▶ Data listing:
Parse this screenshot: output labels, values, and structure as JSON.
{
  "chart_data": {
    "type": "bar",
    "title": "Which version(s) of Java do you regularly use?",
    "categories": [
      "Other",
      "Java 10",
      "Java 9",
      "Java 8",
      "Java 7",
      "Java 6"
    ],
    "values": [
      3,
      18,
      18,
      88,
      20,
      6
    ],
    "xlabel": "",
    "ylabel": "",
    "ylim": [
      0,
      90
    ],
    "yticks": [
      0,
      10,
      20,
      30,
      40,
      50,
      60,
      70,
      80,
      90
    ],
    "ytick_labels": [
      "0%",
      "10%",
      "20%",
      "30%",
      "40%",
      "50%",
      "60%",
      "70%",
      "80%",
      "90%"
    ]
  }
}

▶ THE REQUEST: Output the lines above verbatim and in full.

▶ REPLY TO THE TASK:
Parse this screenshot: output labels, values, and structure as JSON.
{
  "chart_data": {
    "type": "bar",
    "title": "Which version(s) of Java do you regularly use?",
    "categories": [
      "Other",
      "Java 10",
      "Java 9",
      "Java 8",
      "Java 7",
      "Java 6"
    ],
    "values": [
      3,
      18,
      18,
      88,
      20,
      6
    ],
    "xlabel": "",
    "ylabel": "",
    "ylim": [
      0,
      90
    ],
    "yticks": [
      0,
      10,
      20,
      30,
      40,
      50,
      60,
      70,
      80,
      90
    ],
    "ytick_labels": [
      "0%",
      "10%",
      "20%",
      "30%",
      "40%",
      "50%",
      "60%",
      "70%",
      "80%",
      "90%"
    ]
  }
}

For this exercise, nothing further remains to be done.